- **Work to be completed**
Count every line that has the word "Bliksemhoeveelheid" in it; give no more than the number.

- **Data**
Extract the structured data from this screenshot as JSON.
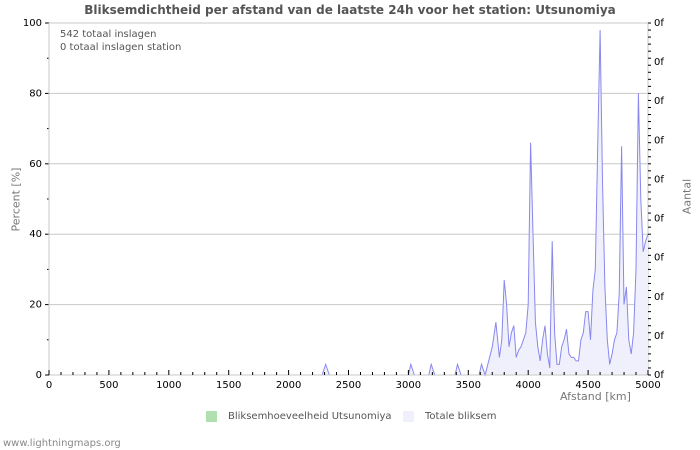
{
  "title": "Bliksemdichtheid per afstand van de laatste 24h voor het station: Utsunomiya",
  "annotations": [
    "542 totaal inslagen",
    "0 totaal inslagen station"
  ],
  "footer": "www.lightningmaps.org",
  "colors": {
    "series_line": "#8888ee",
    "series_fill": "#f0f0fc",
    "station": "#b0dfb0",
    "grid": "#c8c8c8"
  },
  "chart_data": {
    "type": "area",
    "title": "Bliksemdichtheid per afstand van de laatste 24h voor het station: Utsunomiya",
    "xlabel": "Afstand   [km]",
    "ylabel": "Percent   [%]",
    "ylabel_right": "Aantal",
    "xlim": [
      0,
      5000
    ],
    "ylim": [
      0,
      100
    ],
    "x_ticks": [
      "0",
      "500",
      "1000",
      "1500",
      "2000",
      "2500",
      "3000",
      "3500",
      "4000",
      "4500",
      "5000"
    ],
    "y_ticks": [
      "0",
      "20",
      "40",
      "60",
      "80",
      "100"
    ],
    "y_right_ticks": [
      "0f",
      "0f",
      "0f",
      "0f",
      "0f",
      "0f",
      "0f",
      "0f",
      "0f",
      "0f"
    ],
    "grid": true,
    "legend": [
      "Bliksemhoeveelheid Utsunomiya",
      "Totale bliksem"
    ],
    "legend_position": "bottom",
    "series": [
      {
        "name": "Totale bliksem",
        "x": [
          0,
          2280,
          2310,
          2340,
          3000,
          3020,
          3050,
          3170,
          3190,
          3220,
          3390,
          3410,
          3440,
          3590,
          3610,
          3640,
          3670,
          3700,
          3730,
          3760,
          3780,
          3800,
          3820,
          3840,
          3860,
          3880,
          3900,
          3920,
          3940,
          3960,
          3980,
          4000,
          4020,
          4040,
          4060,
          4080,
          4100,
          4120,
          4140,
          4160,
          4180,
          4200,
          4220,
          4240,
          4260,
          4280,
          4300,
          4320,
          4340,
          4360,
          4380,
          4400,
          4420,
          4440,
          4460,
          4480,
          4500,
          4520,
          4540,
          4560,
          4580,
          4600,
          4620,
          4640,
          4660,
          4680,
          4700,
          4720,
          4740,
          4760,
          4780,
          4800,
          4820,
          4840,
          4860,
          4880,
          4900,
          4920,
          4940,
          4960,
          4980,
          5000
        ],
        "values": [
          0,
          0,
          3,
          0,
          0,
          3,
          0,
          0,
          3,
          0,
          0,
          3,
          0,
          0,
          3,
          0,
          4,
          8,
          15,
          5,
          10,
          27,
          20,
          8,
          12,
          14,
          5,
          7,
          8,
          10,
          12,
          20,
          66,
          40,
          15,
          8,
          4,
          10,
          14,
          6,
          2,
          38,
          12,
          3,
          3,
          8,
          10,
          13,
          6,
          5,
          5,
          4,
          4,
          10,
          12,
          18,
          18,
          10,
          24,
          30,
          65,
          98,
          55,
          25,
          10,
          3,
          6,
          10,
          12,
          23,
          65,
          20,
          25,
          10,
          6,
          12,
          30,
          80,
          50,
          35,
          38,
          40
        ]
      },
      {
        "name": "Bliksemhoeveelheid Utsunomiya",
        "x": [
          0,
          5000
        ],
        "values": [
          0,
          0
        ]
      }
    ]
  }
}
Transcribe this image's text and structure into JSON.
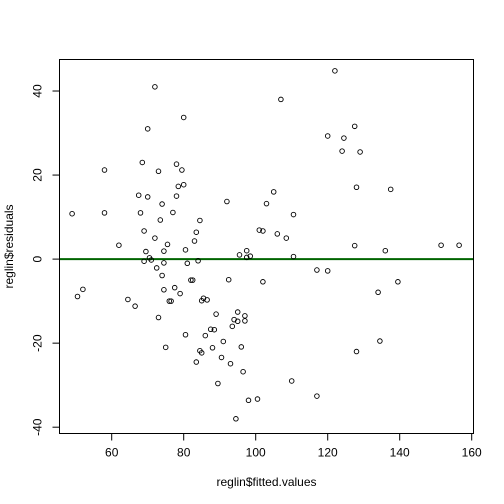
{
  "chart_data": {
    "type": "scatter",
    "title": "",
    "xlabel": "reglin$fitted.values",
    "ylabel": "reglin$residuals",
    "xlim": [
      45.5,
      160.5
    ],
    "ylim": [
      -41.5,
      47.5
    ],
    "xticks": [
      60,
      80,
      100,
      120,
      140,
      160
    ],
    "yticks": [
      -40,
      -20,
      0,
      20,
      40
    ],
    "grid": false,
    "legend": "none",
    "reference_line": {
      "y": 0,
      "color": "#006400"
    },
    "marker_color": "#000000",
    "series": [
      {
        "x": [
          49.0,
          50.5,
          52.0,
          58.0,
          58.0,
          62.0,
          64.5,
          66.5,
          67.5,
          68.0,
          68.5,
          69.0,
          69.0,
          69.5,
          70.0,
          70.0,
          70.5,
          71.0,
          72.0,
          72.0,
          72.5,
          73.0,
          73.0,
          73.5,
          74.0,
          74.0,
          74.5,
          74.5,
          74.5,
          75.0,
          75.5,
          76.0,
          76.5,
          77.0,
          77.5,
          78.0,
          78.0,
          78.5,
          79.0,
          79.5,
          80.0,
          80.0,
          80.5,
          80.5,
          81.0,
          82.0,
          82.5,
          83.0,
          83.5,
          83.5,
          84.0,
          84.5,
          84.5,
          85.0,
          85.0,
          85.5,
          86.0,
          86.5,
          87.5,
          88.0,
          88.5,
          89.0,
          89.5,
          90.5,
          91.0,
          92.0,
          92.5,
          93.0,
          93.5,
          94.0,
          94.5,
          95.0,
          95.0,
          95.5,
          96.0,
          96.5,
          97.0,
          97.0,
          97.5,
          97.5,
          98.0,
          98.5,
          100.5,
          101.0,
          102.0,
          102.0,
          103.0,
          105.0,
          106.0,
          107.0,
          108.5,
          110.0,
          110.5,
          110.5,
          117.0,
          117.0,
          120.0,
          120.0,
          122.0,
          124.0,
          124.5,
          127.5,
          127.5,
          128.0,
          128.0,
          129.0,
          134.0,
          134.5,
          136.0,
          137.5,
          139.5,
          151.5,
          156.5
        ],
        "y": [
          10.8,
          -8.9,
          -7.2,
          21.2,
          11.0,
          3.3,
          -9.6,
          -11.2,
          15.2,
          11.0,
          23.0,
          -0.5,
          6.7,
          1.8,
          14.8,
          31.0,
          0.3,
          -0.2,
          41.0,
          5.0,
          -2.1,
          -13.9,
          20.9,
          9.3,
          13.1,
          -3.9,
          -7.3,
          1.9,
          -0.9,
          -21.0,
          3.5,
          -10.0,
          -10.0,
          11.1,
          -6.8,
          22.6,
          15.0,
          17.3,
          -8.2,
          21.2,
          33.7,
          17.7,
          -18.0,
          2.2,
          -1.0,
          -5.0,
          -5.0,
          4.3,
          6.4,
          -24.5,
          -0.4,
          -21.8,
          9.2,
          -22.3,
          -9.9,
          -9.3,
          -18.2,
          -9.7,
          -16.7,
          -21.1,
          -16.8,
          -13.1,
          -29.6,
          -23.4,
          -19.6,
          13.7,
          -4.9,
          -24.9,
          -16.0,
          -14.4,
          -38.0,
          -12.6,
          -14.8,
          1.0,
          -20.9,
          -26.8,
          -14.7,
          -13.5,
          2.0,
          0.4,
          -33.6,
          0.7,
          -33.3,
          6.9,
          6.7,
          -5.4,
          13.2,
          16.0,
          6.0,
          38.0,
          5.0,
          -29.0,
          10.6,
          0.6,
          -2.6,
          -32.6,
          29.3,
          -2.8,
          44.8,
          25.7,
          28.8,
          31.6,
          3.2,
          -22.0,
          17.1,
          25.5,
          -7.9,
          -19.5,
          2.0,
          16.6,
          -5.4,
          3.3,
          3.3
        ]
      }
    ]
  }
}
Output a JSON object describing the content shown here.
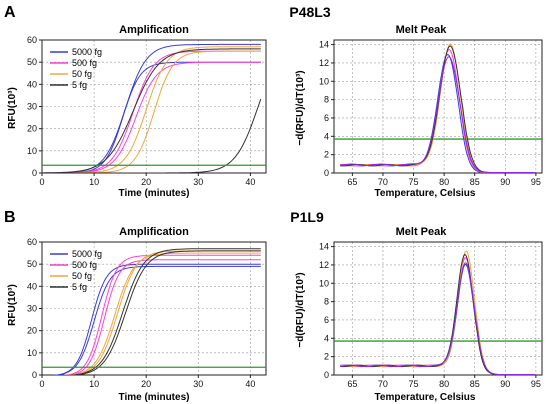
{
  "figure": {
    "panels": [
      {
        "letter": "A",
        "sample": "P48L3",
        "amplification": {
          "title": "Amplification",
          "xlabel": "Time (minutes)",
          "ylabel": "RFU(10³)",
          "xlim": [
            0,
            43
          ],
          "ylim": [
            0,
            60
          ],
          "xticks": [
            0,
            10,
            20,
            30,
            40
          ],
          "yticks": [
            0,
            10,
            20,
            30,
            40,
            50,
            60
          ],
          "threshold": 3.5,
          "legend": [
            {
              "label": "5000 fg",
              "color": "#3b3bd6"
            },
            {
              "label": "500 fg",
              "color": "#ff3fd8"
            },
            {
              "label": "50 fg",
              "color": "#f3a63a"
            },
            {
              "label": "5 fg",
              "color": "#333333"
            }
          ]
        },
        "melt": {
          "title": "Melt Peak",
          "xlabel": "Temperature, Celsius",
          "ylabel": "−d(RFU)/dT(10³)",
          "xlim": [
            62,
            96
          ],
          "ylim": [
            0,
            14.5
          ],
          "xticks": [
            65,
            70,
            75,
            80,
            85,
            90,
            95
          ],
          "yticks": [
            0,
            2,
            4,
            6,
            8,
            10,
            12,
            14
          ],
          "threshold": 3.7
        }
      },
      {
        "letter": "B",
        "sample": "P1L9",
        "amplification": {
          "title": "Amplification",
          "xlabel": "Time (minutes)",
          "ylabel": "RFU(10³)",
          "xlim": [
            0,
            43
          ],
          "ylim": [
            0,
            60
          ],
          "xticks": [
            0,
            10,
            20,
            30,
            40
          ],
          "yticks": [
            0,
            10,
            20,
            30,
            40,
            50,
            60
          ],
          "threshold": 3.5,
          "legend": [
            {
              "label": "5000 fg",
              "color": "#3b3bd6"
            },
            {
              "label": "500 fg",
              "color": "#ff3fd8"
            },
            {
              "label": "50 fg",
              "color": "#f3a63a"
            },
            {
              "label": "5 fg",
              "color": "#333333"
            }
          ]
        },
        "melt": {
          "title": "Melt Peak",
          "xlabel": "Temperature, Celsius",
          "ylabel": "−d(RFU)/dT(10³)",
          "xlim": [
            62,
            96
          ],
          "ylim": [
            0,
            14.5
          ],
          "xticks": [
            65,
            70,
            75,
            80,
            85,
            90,
            95
          ],
          "yticks": [
            0,
            2,
            4,
            6,
            8,
            10,
            12,
            14
          ],
          "threshold": 3.7
        }
      }
    ]
  },
  "chart_data": [
    {
      "type": "line",
      "panel": "A",
      "title": "Amplification",
      "xlabel": "Time (minutes)",
      "ylabel": "RFU(10³)",
      "xlim": [
        0,
        43
      ],
      "ylim": [
        0,
        60
      ],
      "grid": true,
      "legend": "top-left",
      "threshold_line": {
        "y": 3.5,
        "color": "#2e9a2e"
      },
      "series": [
        {
          "name": "5000 fg",
          "color": "#3b3bd6",
          "replicates": [
            {
              "t0": 16.0,
              "plateau": 58,
              "k": 0.5,
              "base": 0
            },
            {
              "t0": 15.5,
              "plateau": 50,
              "k": 0.6,
              "base": 0
            }
          ]
        },
        {
          "name": "500 fg",
          "color": "#ff3fd8",
          "replicates": [
            {
              "t0": 17.5,
              "plateau": 55,
              "k": 0.5,
              "base": 0
            },
            {
              "t0": 18.0,
              "plateau": 50,
              "k": 0.5,
              "base": 0
            }
          ]
        },
        {
          "name": "50 fg",
          "color": "#f3a63a",
          "replicates": [
            {
              "t0": 20.0,
              "plateau": 57,
              "k": 0.5,
              "base": 0
            },
            {
              "t0": 21.5,
              "plateau": 55,
              "k": 0.55,
              "base": 0
            }
          ]
        },
        {
          "name": "5 fg",
          "color": "#333333",
          "replicates": [
            {
              "t0": 17.5,
              "plateau": 56,
              "k": 0.4,
              "base": 0
            },
            {
              "t0": 41.5,
              "plateau": 60,
              "k": 0.45,
              "base": 0
            }
          ]
        }
      ]
    },
    {
      "type": "line",
      "panel": "A",
      "title": "Melt Peak",
      "xlabel": "Temperature, Celsius",
      "ylabel": "−d(RFU)/dT(10³)",
      "xlim": [
        62,
        96
      ],
      "ylim": [
        0,
        14.5
      ],
      "grid": true,
      "threshold_line": {
        "y": 3.7,
        "color": "#2e9a2e"
      },
      "peaks": [
        {
          "color": "#3b3bd6",
          "tm": 80.6,
          "height": 13.0,
          "width": 1.6,
          "base": 0.85
        },
        {
          "color": "#ff3fd8",
          "tm": 80.8,
          "height": 13.5,
          "width": 1.6,
          "base": 0.85
        },
        {
          "color": "#f3a63a",
          "tm": 81.0,
          "height": 14.0,
          "width": 1.6,
          "base": 0.85
        },
        {
          "color": "#333333",
          "tm": 81.0,
          "height": 13.8,
          "width": 1.7,
          "base": 0.85
        },
        {
          "color": "#8a2be2",
          "tm": 80.8,
          "height": 12.7,
          "width": 1.7,
          "base": 0.9
        }
      ]
    },
    {
      "type": "line",
      "panel": "B",
      "title": "Amplification",
      "xlabel": "Time (minutes)",
      "ylabel": "RFU(10³)",
      "xlim": [
        0,
        43
      ],
      "ylim": [
        0,
        60
      ],
      "grid": true,
      "legend": "top-left",
      "threshold_line": {
        "y": 3.5,
        "color": "#2e9a2e"
      },
      "series": [
        {
          "name": "5000 fg",
          "color": "#3b3bd6",
          "replicates": [
            {
              "t0": 9.5,
              "plateau": 50,
              "k": 0.7,
              "base": -0.5
            },
            {
              "t0": 10.0,
              "plateau": 49,
              "k": 0.65,
              "base": -0.5
            }
          ]
        },
        {
          "name": "500 fg",
          "color": "#ff3fd8",
          "replicates": [
            {
              "t0": 11.5,
              "plateau": 54,
              "k": 0.7,
              "base": -0.5
            },
            {
              "t0": 12.0,
              "plateau": 52,
              "k": 0.7,
              "base": -0.5
            }
          ]
        },
        {
          "name": "50 fg",
          "color": "#f3a63a",
          "replicates": [
            {
              "t0": 14.0,
              "plateau": 55,
              "k": 0.55,
              "base": -0.5
            },
            {
              "t0": 14.5,
              "plateau": 56,
              "k": 0.55,
              "base": -0.5
            }
          ]
        },
        {
          "name": "5 fg",
          "color": "#333333",
          "replicates": [
            {
              "t0": 15.5,
              "plateau": 57,
              "k": 0.5,
              "base": -0.5
            },
            {
              "t0": 16.0,
              "plateau": 56,
              "k": 0.5,
              "base": -0.5
            }
          ]
        }
      ]
    },
    {
      "type": "line",
      "panel": "B",
      "title": "Melt Peak",
      "xlabel": "Temperature, Celsius",
      "ylabel": "−d(RFU)/dT(10³)",
      "xlim": [
        62,
        96
      ],
      "ylim": [
        0,
        14.5
      ],
      "grid": true,
      "threshold_line": {
        "y": 3.7,
        "color": "#2e9a2e"
      },
      "peaks": [
        {
          "color": "#3b3bd6",
          "tm": 83.5,
          "height": 12.0,
          "width": 1.3,
          "base": 1.0
        },
        {
          "color": "#ff3fd8",
          "tm": 83.5,
          "height": 12.8,
          "width": 1.3,
          "base": 1.0
        },
        {
          "color": "#f3a63a",
          "tm": 83.6,
          "height": 13.6,
          "width": 1.3,
          "base": 1.0
        },
        {
          "color": "#333333",
          "tm": 83.4,
          "height": 13.2,
          "width": 1.3,
          "base": 1.0
        },
        {
          "color": "#8a2be2",
          "tm": 83.5,
          "height": 12.2,
          "width": 1.35,
          "base": 1.0
        }
      ]
    }
  ]
}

- **The completed task**
2